WHAT IS EXPECTED
Extract and list every line that contains the word "excentriques".

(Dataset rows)

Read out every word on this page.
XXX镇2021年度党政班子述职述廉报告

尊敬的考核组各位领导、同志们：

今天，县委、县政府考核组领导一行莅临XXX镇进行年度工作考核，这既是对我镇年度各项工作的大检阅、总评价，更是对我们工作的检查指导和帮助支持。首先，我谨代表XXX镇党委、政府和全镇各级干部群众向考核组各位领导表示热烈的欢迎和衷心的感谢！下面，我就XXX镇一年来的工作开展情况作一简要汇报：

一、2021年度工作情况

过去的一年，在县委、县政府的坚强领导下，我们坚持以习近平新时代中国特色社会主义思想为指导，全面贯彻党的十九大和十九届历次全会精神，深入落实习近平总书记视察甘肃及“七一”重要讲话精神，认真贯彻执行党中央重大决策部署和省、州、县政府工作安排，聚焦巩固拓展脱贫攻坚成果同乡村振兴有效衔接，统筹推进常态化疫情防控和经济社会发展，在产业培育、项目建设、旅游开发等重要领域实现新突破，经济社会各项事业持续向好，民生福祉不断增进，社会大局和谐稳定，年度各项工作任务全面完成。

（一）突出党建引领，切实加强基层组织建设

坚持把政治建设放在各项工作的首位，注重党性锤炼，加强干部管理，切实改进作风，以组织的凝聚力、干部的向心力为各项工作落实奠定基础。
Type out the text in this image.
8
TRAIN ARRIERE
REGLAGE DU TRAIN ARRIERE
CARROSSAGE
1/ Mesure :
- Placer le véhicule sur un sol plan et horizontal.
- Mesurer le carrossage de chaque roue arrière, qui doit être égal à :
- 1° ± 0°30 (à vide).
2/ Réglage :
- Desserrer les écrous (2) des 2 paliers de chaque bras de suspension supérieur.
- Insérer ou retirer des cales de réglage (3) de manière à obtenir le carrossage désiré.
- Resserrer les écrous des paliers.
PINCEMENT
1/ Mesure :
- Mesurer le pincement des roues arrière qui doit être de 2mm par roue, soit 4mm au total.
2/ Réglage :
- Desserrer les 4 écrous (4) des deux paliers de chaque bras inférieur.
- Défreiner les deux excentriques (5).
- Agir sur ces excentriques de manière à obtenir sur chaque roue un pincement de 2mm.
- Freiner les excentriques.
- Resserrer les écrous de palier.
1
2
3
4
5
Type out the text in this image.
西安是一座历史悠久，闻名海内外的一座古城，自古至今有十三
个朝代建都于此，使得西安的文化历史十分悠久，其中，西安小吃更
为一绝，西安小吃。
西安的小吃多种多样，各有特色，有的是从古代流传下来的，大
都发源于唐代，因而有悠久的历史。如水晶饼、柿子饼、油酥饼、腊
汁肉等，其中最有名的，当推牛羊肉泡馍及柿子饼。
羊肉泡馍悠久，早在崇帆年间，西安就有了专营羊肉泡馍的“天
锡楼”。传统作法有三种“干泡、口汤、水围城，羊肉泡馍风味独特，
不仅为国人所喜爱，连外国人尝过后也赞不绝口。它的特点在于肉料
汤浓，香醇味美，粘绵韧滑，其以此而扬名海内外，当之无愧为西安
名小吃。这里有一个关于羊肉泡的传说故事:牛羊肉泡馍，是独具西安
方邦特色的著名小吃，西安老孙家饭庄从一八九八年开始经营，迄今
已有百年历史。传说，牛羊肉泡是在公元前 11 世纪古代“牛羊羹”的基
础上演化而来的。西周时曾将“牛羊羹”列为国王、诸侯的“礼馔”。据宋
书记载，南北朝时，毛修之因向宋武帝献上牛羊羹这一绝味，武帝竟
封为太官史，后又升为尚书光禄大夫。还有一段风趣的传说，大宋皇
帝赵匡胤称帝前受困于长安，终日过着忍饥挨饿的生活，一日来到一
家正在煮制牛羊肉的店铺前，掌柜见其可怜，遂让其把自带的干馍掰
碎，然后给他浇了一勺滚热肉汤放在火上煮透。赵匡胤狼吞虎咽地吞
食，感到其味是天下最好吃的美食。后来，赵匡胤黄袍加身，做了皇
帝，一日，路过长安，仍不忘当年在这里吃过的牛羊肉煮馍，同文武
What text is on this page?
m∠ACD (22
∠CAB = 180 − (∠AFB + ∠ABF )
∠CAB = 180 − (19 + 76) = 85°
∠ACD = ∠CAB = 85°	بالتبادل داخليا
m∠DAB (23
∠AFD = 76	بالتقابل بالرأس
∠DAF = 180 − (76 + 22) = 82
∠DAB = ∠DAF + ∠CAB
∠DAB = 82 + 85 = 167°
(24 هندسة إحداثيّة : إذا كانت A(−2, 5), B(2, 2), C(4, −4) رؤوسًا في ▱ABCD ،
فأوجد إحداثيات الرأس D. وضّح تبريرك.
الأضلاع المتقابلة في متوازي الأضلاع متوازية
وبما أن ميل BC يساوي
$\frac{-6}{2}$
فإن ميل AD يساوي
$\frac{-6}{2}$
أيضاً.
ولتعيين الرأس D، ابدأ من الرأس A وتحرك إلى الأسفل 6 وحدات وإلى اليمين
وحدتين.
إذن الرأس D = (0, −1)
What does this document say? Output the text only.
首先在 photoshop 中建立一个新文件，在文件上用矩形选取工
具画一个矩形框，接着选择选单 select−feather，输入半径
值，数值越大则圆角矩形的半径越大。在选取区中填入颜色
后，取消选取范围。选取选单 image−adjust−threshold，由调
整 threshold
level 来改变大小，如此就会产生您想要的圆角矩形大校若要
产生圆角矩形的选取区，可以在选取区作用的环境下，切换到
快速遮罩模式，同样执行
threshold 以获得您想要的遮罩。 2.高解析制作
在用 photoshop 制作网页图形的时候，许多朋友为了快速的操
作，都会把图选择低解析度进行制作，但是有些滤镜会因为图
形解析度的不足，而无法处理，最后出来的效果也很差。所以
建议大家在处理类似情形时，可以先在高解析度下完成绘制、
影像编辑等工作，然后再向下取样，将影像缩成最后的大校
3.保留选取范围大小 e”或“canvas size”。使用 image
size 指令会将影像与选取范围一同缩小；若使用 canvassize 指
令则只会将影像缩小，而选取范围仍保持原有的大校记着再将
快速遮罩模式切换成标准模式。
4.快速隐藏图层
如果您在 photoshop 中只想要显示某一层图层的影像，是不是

REPLY TO THE EXERCISE
- Défreiner les deux excentriques (5).
- Agir sur ces excentriques de manière à obtenir sur chaque roue un pincement de 2mm.
- Freiner les excentriques.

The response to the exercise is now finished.